(Figure content listings)
* * *
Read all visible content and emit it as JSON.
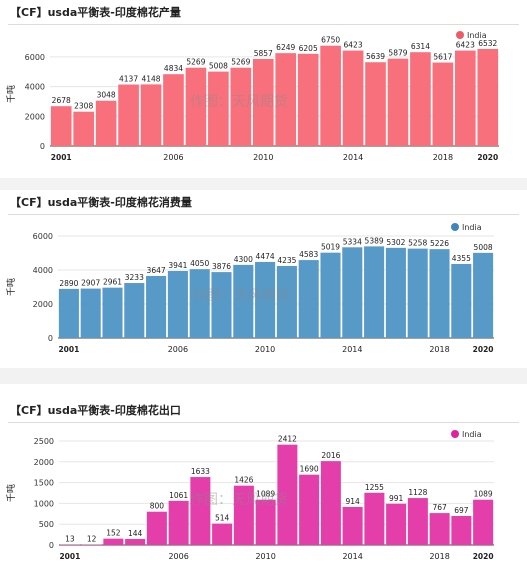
{
  "watermark": "作图：天风期货",
  "chart_data": [
    {
      "type": "bar",
      "title": "【CF】usda平衡表-印度棉花产量",
      "ylabel": "千吨",
      "legend": "India",
      "legend_position": "top-right",
      "color": "#f9707d",
      "legend_color": "#f05a66",
      "ylim": [
        0,
        7000
      ],
      "yticks": [
        0,
        2000,
        4000,
        6000
      ],
      "grid": true,
      "x_ticks": [
        "2001",
        "2006",
        "2010",
        "2014",
        "2018",
        "2020"
      ],
      "categories": [
        "2001",
        "2002",
        "2003",
        "2004",
        "2005",
        "2006",
        "2007",
        "2008",
        "2009",
        "2010",
        "2011",
        "2012",
        "2013",
        "2014",
        "2015",
        "2016",
        "2017",
        "2018",
        "2019",
        "2020"
      ],
      "values": [
        2678,
        2308,
        3048,
        4137,
        4148,
        4834,
        5269,
        5008,
        5269,
        5857,
        6249,
        6205,
        6750,
        6423,
        5639,
        5879,
        6314,
        5617,
        6423,
        6532
      ]
    },
    {
      "type": "bar",
      "title": "【CF】usda平衡表-印度棉花消费量",
      "ylabel": "千吨",
      "legend": "India",
      "legend_position": "top-right",
      "color": "#5799c7",
      "legend_color": "#3f86bd",
      "ylim": [
        0,
        6000
      ],
      "yticks": [
        0,
        2000,
        4000,
        6000
      ],
      "grid": true,
      "x_ticks": [
        "2001",
        "2006",
        "2010",
        "2014",
        "2018",
        "2020"
      ],
      "categories": [
        "2001",
        "2002",
        "2003",
        "2004",
        "2005",
        "2006",
        "2007",
        "2008",
        "2009",
        "2010",
        "2011",
        "2012",
        "2013",
        "2014",
        "2015",
        "2016",
        "2017",
        "2018",
        "2019",
        "2020"
      ],
      "values": [
        2890,
        2907,
        2961,
        3233,
        3647,
        3941,
        4050,
        3876,
        4300,
        4474,
        4235,
        4583,
        5019,
        5334,
        5389,
        5302,
        5258,
        5226,
        4355,
        5008
      ]
    },
    {
      "type": "bar",
      "title": "【CF】usda平衡表-印度棉花出口",
      "ylabel": "千吨",
      "legend": "India",
      "legend_position": "top-right",
      "color": "#e43eab",
      "legend_color": "#e0219e",
      "ylim": [
        0,
        2500
      ],
      "yticks": [
        0,
        500,
        1000,
        1500,
        2000,
        2500
      ],
      "grid": true,
      "x_ticks": [
        "2001",
        "2006",
        "2010",
        "2014",
        "2018",
        "2020"
      ],
      "categories": [
        "2001",
        "2002",
        "2003",
        "2004",
        "2005",
        "2006",
        "2007",
        "2008",
        "2009",
        "2010",
        "2011",
        "2012",
        "2013",
        "2014",
        "2015",
        "2016",
        "2017",
        "2018",
        "2019",
        "2020"
      ],
      "values": [
        13,
        12,
        152,
        144,
        800,
        1061,
        1633,
        514,
        1426,
        1089,
        2412,
        1690,
        2016,
        914,
        1255,
        991,
        1128,
        767,
        697,
        1089
      ]
    }
  ]
}
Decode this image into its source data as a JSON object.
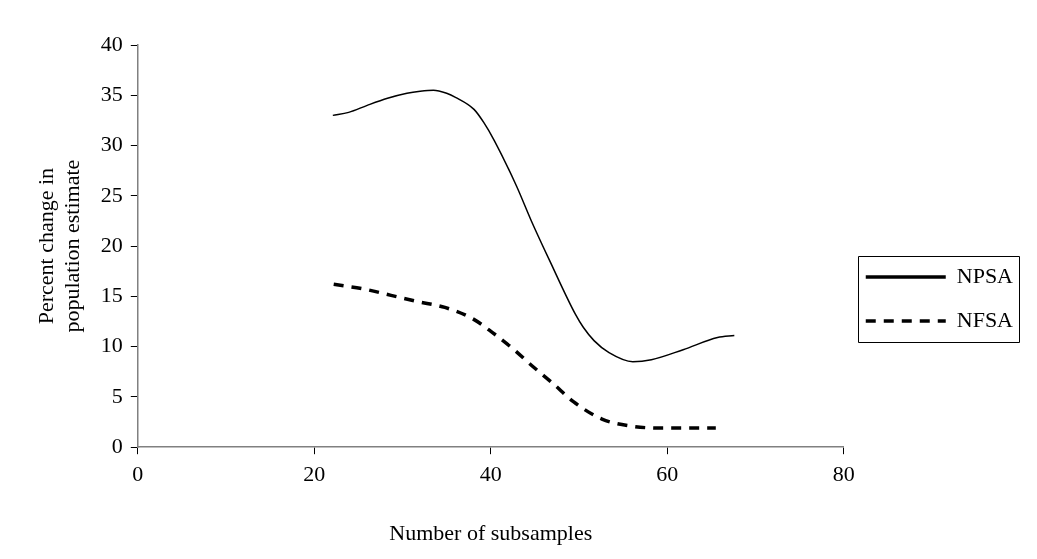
{
  "chart_data": {
    "type": "line",
    "xlabel": "Number of subsamples",
    "ylabel": "Percent change in population estimate",
    "xlim": [
      0,
      80
    ],
    "xticks": [
      0,
      20,
      40,
      60,
      80
    ],
    "ylim": [
      0,
      40
    ],
    "yticks": [
      0,
      5,
      10,
      15,
      20,
      25,
      30,
      35,
      40
    ],
    "legend": "right",
    "marker": "none",
    "series": [
      {
        "name": "NPSA",
        "color": "#000000",
        "line_style": "solid",
        "x": [
          22.1,
          23.9,
          26,
          28.3,
          30.5,
          32,
          33.5,
          35,
          36,
          38.1,
          39.2,
          40.4,
          42.9,
          44.6,
          46.7,
          49.6,
          50.5,
          51.7,
          53.4,
          56.1,
          58.2,
          61.8,
          65.7,
          67.6
        ],
        "values": [
          33.0,
          33.3,
          34.0,
          34.7,
          35.2,
          35.4,
          35.5,
          35.2,
          34.8,
          33.6,
          32.3,
          30.5,
          26.0,
          22.5,
          18.5,
          13.2,
          11.9,
          10.6,
          9.4,
          8.5,
          8.7,
          9.7,
          10.9,
          11.1
        ]
      },
      {
        "name": "NFSA",
        "color": "#000000",
        "line_style": "dashed",
        "x": [
          22.2,
          25.8,
          28.7,
          31.6,
          34.8,
          37.9,
          40.2,
          42.5,
          44.8,
          47.1,
          49.4,
          52.6,
          55.9,
          59.2,
          62.2,
          65.5
        ],
        "values": [
          16.2,
          15.7,
          15.1,
          14.5,
          13.9,
          12.8,
          11.4,
          9.8,
          8.0,
          6.3,
          4.5,
          2.8,
          2.1,
          1.9,
          1.9,
          1.9
        ]
      }
    ]
  }
}
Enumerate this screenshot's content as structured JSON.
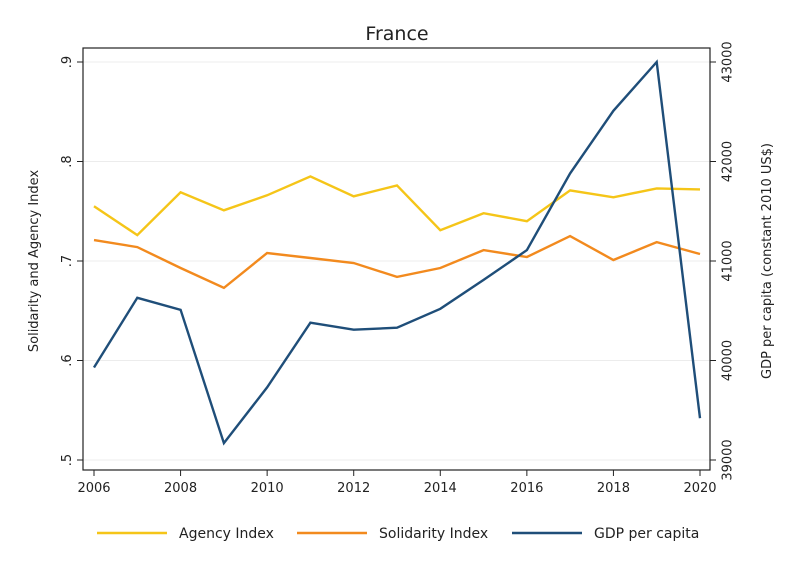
{
  "chart_data": {
    "type": "line",
    "title": "France",
    "x": [
      2006,
      2007,
      2008,
      2009,
      2010,
      2011,
      2012,
      2013,
      2014,
      2015,
      2016,
      2017,
      2018,
      2019,
      2020
    ],
    "x_ticks": [
      "2006",
      "2008",
      "2010",
      "2012",
      "2014",
      "2016",
      "2018",
      "2020"
    ],
    "xlim": [
      2006,
      2020
    ],
    "left_axis": {
      "label": "Solidarity and Agency Index",
      "ylim": [
        0.5,
        0.9
      ],
      "ticks": [
        ".5",
        ".6",
        ".7",
        ".8",
        ".9"
      ]
    },
    "right_axis": {
      "label": "GDP per capita (constant 2010 US$)",
      "ylim": [
        39000,
        43000
      ],
      "ticks": [
        "39000",
        "40000",
        "41000",
        "42000",
        "43000"
      ]
    },
    "series": [
      {
        "name": "Agency Index",
        "axis": "left",
        "color": "#f5c518",
        "values": [
          0.755,
          0.726,
          0.769,
          0.751,
          0.766,
          0.785,
          0.765,
          0.776,
          0.731,
          0.748,
          0.74,
          0.771,
          0.764,
          0.773,
          0.772
        ]
      },
      {
        "name": "Solidarity Index",
        "axis": "left",
        "color": "#f28a1e",
        "values": [
          0.721,
          0.714,
          0.693,
          0.673,
          0.708,
          0.703,
          0.698,
          0.684,
          0.693,
          0.711,
          0.704,
          0.725,
          0.701,
          0.719,
          0.707
        ]
      },
      {
        "name": "GDP per capita",
        "axis": "right",
        "color": "#1f4e79",
        "values": [
          39930,
          40630,
          40510,
          39170,
          39730,
          40380,
          40310,
          40330,
          40520,
          40810,
          41110,
          41880,
          42510,
          43000,
          39420
        ]
      }
    ],
    "grid": true,
    "legend": "bottom"
  }
}
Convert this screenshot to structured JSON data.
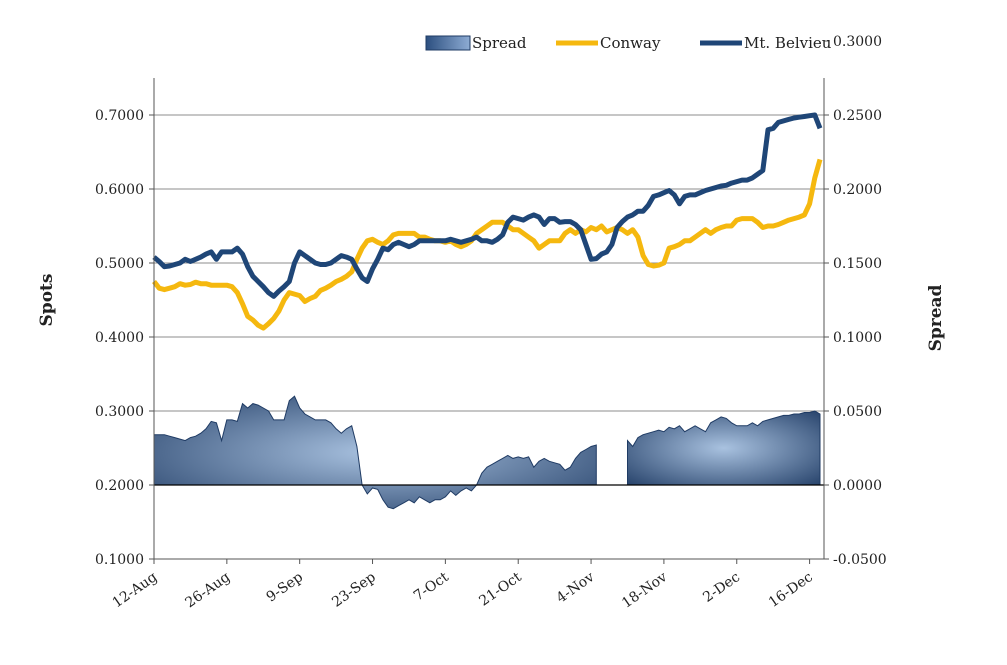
{
  "chart_data": {
    "type": "line",
    "ylabel": "Spots",
    "y2label": "Spread",
    "ylim": [
      0.1,
      0.75
    ],
    "y2lim": [
      -0.05,
      0.275
    ],
    "yticks": [
      "0.1000",
      "0.2000",
      "0.3000",
      "0.4000",
      "0.5000",
      "0.6000",
      "0.7000"
    ],
    "y2ticks": [
      "-0.0500",
      "0.0000",
      "0.0500",
      "0.1000",
      "0.1500",
      "0.2000",
      "0.2500",
      "0.3000"
    ],
    "xticks": [
      "12-Aug",
      "26-Aug",
      "9-Sep",
      "23-Sep",
      "7-Oct",
      "21-Oct",
      "4-Nov",
      "18-Nov",
      "2-Dec",
      "16-Dec"
    ],
    "grid": true,
    "legend_position": "top-right",
    "legend": [
      {
        "name": "Spread",
        "kind": "area"
      },
      {
        "name": "Conway",
        "kind": "line"
      },
      {
        "name": "Mt. Belvieu",
        "kind": "line"
      }
    ],
    "colors": {
      "conway": "#f5b80f",
      "belvieu": "#1f4677",
      "spread_dark": "#1f3b64",
      "spread_light": "#a9c2e0",
      "grid": "#8c8c8c"
    },
    "x": [
      0,
      1,
      2,
      3,
      4,
      5,
      6,
      7,
      8,
      9,
      10,
      11,
      12,
      13,
      14,
      15,
      16,
      17,
      18,
      19,
      20,
      21,
      22,
      23,
      24,
      25,
      26,
      27,
      28,
      29,
      30,
      31,
      32,
      33,
      34,
      35,
      36,
      37,
      38,
      39,
      40,
      41,
      42,
      43,
      44,
      45,
      46,
      47,
      48,
      49,
      50,
      51,
      52,
      53,
      54,
      55,
      56,
      57,
      58,
      59,
      60,
      61,
      62,
      63,
      64,
      65,
      66,
      67,
      68,
      69,
      70,
      71,
      72,
      73,
      74,
      75,
      76,
      77,
      78,
      79,
      80,
      81,
      82,
      83,
      84,
      85,
      86,
      87,
      88,
      89,
      90,
      91,
      92,
      93,
      94,
      95,
      96,
      97,
      98,
      99,
      100,
      101,
      102,
      103,
      104,
      105,
      106,
      107,
      108,
      109,
      110,
      111,
      112,
      113,
      114,
      115,
      116,
      117,
      118,
      119,
      120,
      121,
      122,
      123,
      124,
      125,
      126,
      127,
      128
    ],
    "series": [
      {
        "name": "Conway",
        "values": [
          0.475,
          0.466,
          0.464,
          0.466,
          0.468,
          0.472,
          0.47,
          0.471,
          0.474,
          0.472,
          0.472,
          0.47,
          0.47,
          0.47,
          0.47,
          0.468,
          0.46,
          0.445,
          0.428,
          0.423,
          0.416,
          0.412,
          0.418,
          0.425,
          0.435,
          0.45,
          0.46,
          0.458,
          0.456,
          0.448,
          0.452,
          0.455,
          0.463,
          0.466,
          0.47,
          0.475,
          0.478,
          0.482,
          0.488,
          0.505,
          0.52,
          0.53,
          0.532,
          0.528,
          0.525,
          0.53,
          0.538,
          0.54,
          0.54,
          0.54,
          0.54,
          0.535,
          0.535,
          0.532,
          0.53,
          0.53,
          0.528,
          0.53,
          0.525,
          0.522,
          0.525,
          0.53,
          0.54,
          0.545,
          0.55,
          0.555,
          0.555,
          0.555,
          0.55,
          0.545,
          0.545,
          0.54,
          0.535,
          0.53,
          0.52,
          0.525,
          0.53,
          0.53,
          0.53,
          0.54,
          0.545,
          0.54,
          0.545,
          0.542,
          0.548,
          0.545,
          0.55,
          0.542,
          0.545,
          0.548,
          0.545,
          0.54,
          0.545,
          0.535,
          0.51,
          0.498,
          0.496,
          0.497,
          0.5,
          0.52,
          0.522,
          0.525,
          0.53,
          0.53,
          0.535,
          0.54,
          0.545,
          0.54,
          0.545,
          0.548,
          0.55,
          0.55,
          0.558,
          0.56,
          0.56,
          0.56,
          0.555,
          0.548,
          0.55,
          0.55,
          0.552,
          0.555,
          0.558,
          0.56,
          0.562,
          0.565,
          0.58,
          0.615,
          0.64
        ]
      },
      {
        "name": "Mt. Belvieu",
        "values": [
          0.508,
          0.502,
          0.495,
          0.496,
          0.498,
          0.5,
          0.505,
          0.502,
          0.505,
          0.508,
          0.512,
          0.515,
          0.505,
          0.515,
          0.515,
          0.515,
          0.52,
          0.512,
          0.495,
          0.482,
          0.475,
          0.468,
          0.46,
          0.455,
          0.462,
          0.468,
          0.475,
          0.5,
          0.515,
          0.51,
          0.505,
          0.5,
          0.498,
          0.498,
          0.5,
          0.505,
          0.51,
          0.508,
          0.505,
          0.492,
          0.48,
          0.475,
          0.492,
          0.505,
          0.52,
          0.518,
          0.525,
          0.528,
          0.525,
          0.522,
          0.525,
          0.53,
          0.53,
          0.53,
          0.53,
          0.53,
          0.53,
          0.532,
          0.53,
          0.528,
          0.53,
          0.532,
          0.535,
          0.53,
          0.53,
          0.528,
          0.532,
          0.538,
          0.555,
          0.562,
          0.56,
          0.558,
          0.562,
          0.565,
          0.562,
          0.552,
          0.56,
          0.56,
          0.555,
          0.556,
          0.556,
          0.552,
          0.545,
          0.525,
          0.505,
          0.506,
          0.512,
          0.515,
          0.525,
          0.548,
          0.556,
          0.562,
          0.565,
          0.57,
          0.57,
          0.578,
          0.59,
          0.592,
          0.595,
          0.598,
          0.592,
          0.58,
          0.59,
          0.592,
          0.592,
          0.595,
          0.598,
          0.6,
          0.602,
          0.604,
          0.605,
          0.608,
          0.61,
          0.612,
          0.612,
          0.615,
          0.62,
          0.625,
          0.68,
          0.682,
          0.69,
          0.692,
          0.694,
          0.696,
          0.697,
          0.698,
          0.699,
          0.7,
          0.682
        ],
        "note_hidden": false
      },
      {
        "name": "Spread",
        "values": [
          0.034,
          0.034,
          0.034,
          0.033,
          0.032,
          0.031,
          0.03,
          0.032,
          0.033,
          0.035,
          0.038,
          0.043,
          0.042,
          0.03,
          0.044,
          0.044,
          0.043,
          0.055,
          0.052,
          0.055,
          0.054,
          0.052,
          0.05,
          0.044,
          0.044,
          0.044,
          0.057,
          0.06,
          0.052,
          0.048,
          0.046,
          0.044,
          0.044,
          0.044,
          0.042,
          0.038,
          0.035,
          0.038,
          0.04,
          0.026,
          0.0,
          -0.006,
          -0.002,
          -0.003,
          -0.01,
          -0.015,
          -0.016,
          -0.014,
          -0.012,
          -0.01,
          -0.012,
          -0.008,
          -0.01,
          -0.012,
          -0.01,
          -0.01,
          -0.008,
          -0.004,
          -0.007,
          -0.004,
          -0.002,
          -0.004,
          0.0,
          0.008,
          0.012,
          0.014,
          0.016,
          0.018,
          0.02,
          0.018,
          0.019,
          0.018,
          0.019,
          0.012,
          0.016,
          0.018,
          0.016,
          0.015,
          0.014,
          0.01,
          0.012,
          0.018,
          0.022,
          0.024,
          0.026,
          0.027,
          null,
          null,
          null,
          null,
          null,
          0.03,
          0.026,
          0.032,
          0.034,
          0.035,
          0.036,
          0.037,
          0.036,
          0.039,
          0.038,
          0.04,
          0.036,
          0.038,
          0.04,
          0.038,
          0.036,
          0.042,
          0.044,
          0.046,
          0.045,
          0.042,
          0.04,
          0.04,
          0.04,
          0.042,
          0.04,
          0.043,
          0.044,
          0.045,
          0.046,
          0.047,
          0.047,
          0.048,
          0.048,
          0.049,
          0.049,
          0.05,
          0.048
        ]
      }
    ]
  }
}
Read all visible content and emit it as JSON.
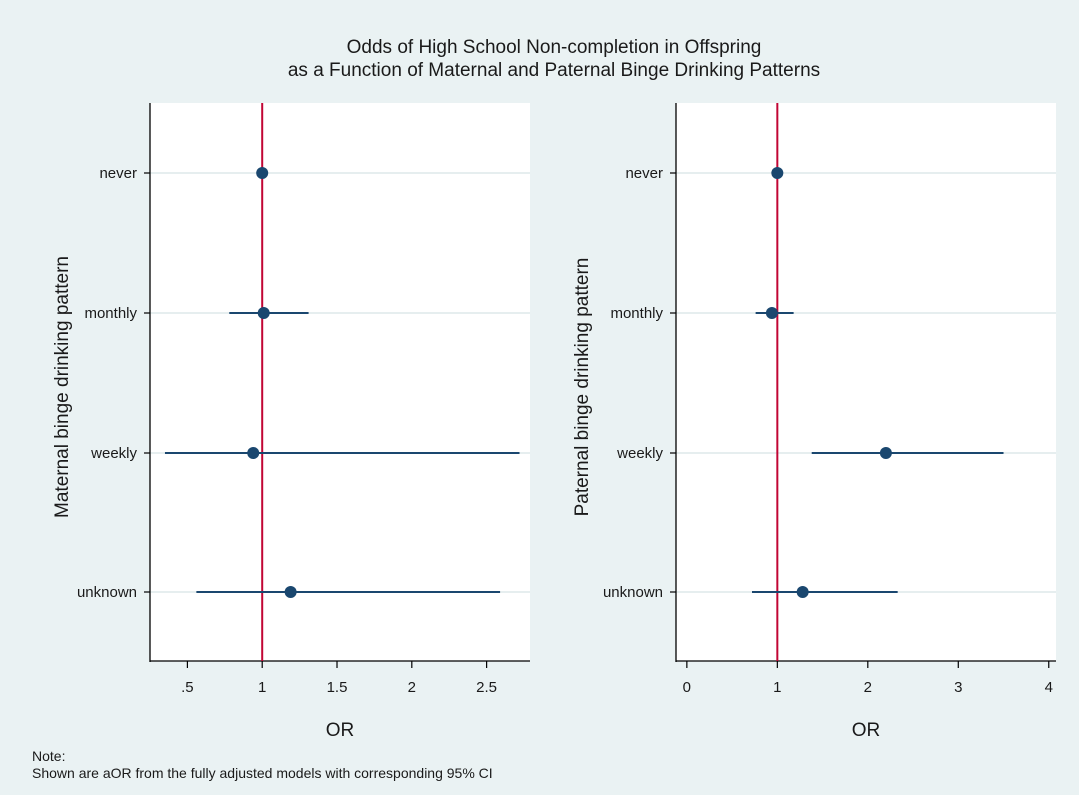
* * *
Within the material above, find the lines that contain the word "this"; copy them.

* SOLUTION BELOW
Decode this image into its source data as a JSON object.
Enumerate this screenshot's content as structured JSON.
Convert this screenshot to structured JSON data.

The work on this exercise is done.